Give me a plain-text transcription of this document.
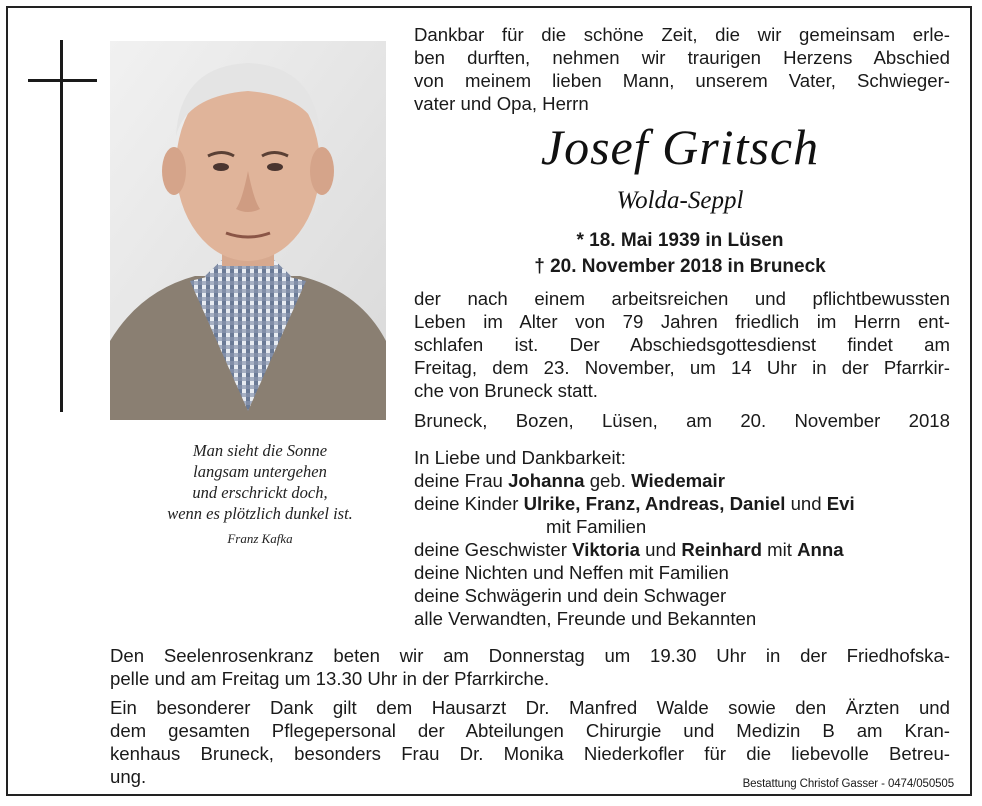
Man sieht die Sonne
langsam untergehen
und erschrickt doch,
wenn es plötzlich dunkel ist.
Franz Kafka
Dankbar für die schöne Zeit, die wir gemeinsam erle-
ben durften, nehmen wir traurigen Herzens Abschied
von meinem lieben Mann, unserem Vater, Schwieger-
vater und Opa, Herrn
Josef Gritsch
Wolda-Seppl
* 18. Mai 1939 in Lüsen
† 20. November 2018 in Bruneck
der nach einem arbeitsreichen und pflichtbewussten
Leben im Alter von 79 Jahren friedlich im Herrn ent-
schlafen ist. Der Abschiedsgottesdienst findet am
Freitag, dem 23. November, um 14 Uhr in der Pfarrkir-
che von Bruneck statt.
Bruneck, Bozen, Lüsen, am 20. November 2018
In Liebe und Dankbarkeit:
deine Frau Johanna geb. Wiedemair
deine Kinder Ulrike, Franz, Andreas, Daniel und Evi
mit Familien
deine Geschwister Viktoria und Reinhard mit Anna
deine Nichten und Neffen mit Familien
deine Schwägerin und dein Schwager
alle Verwandten, Freunde und Bekannten
Den Seelenrosenkranz beten wir am Donnerstag um 19.30 Uhr in der Friedhofska-
pelle und am Freitag um 13.30 Uhr in der Pfarrkirche.
Ein besonderer Dank gilt dem Hausarzt Dr. Manfred Walde sowie den Ärzten und
dem gesamten Pflegepersonal der Abteilungen Chirurgie und Medizin B am Kran-
kenhaus Bruneck, besonders Frau Dr. Monika Niederkofler für die liebevolle Betreu-
ung.	Bestattung Christof Gasser - 0474/050505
.....
→ **STATED PROBLEM**
A number is the only answer here: how many lines of the material above contain "Herrn"?

→ **RESULT OF THIS EXERCISE**
2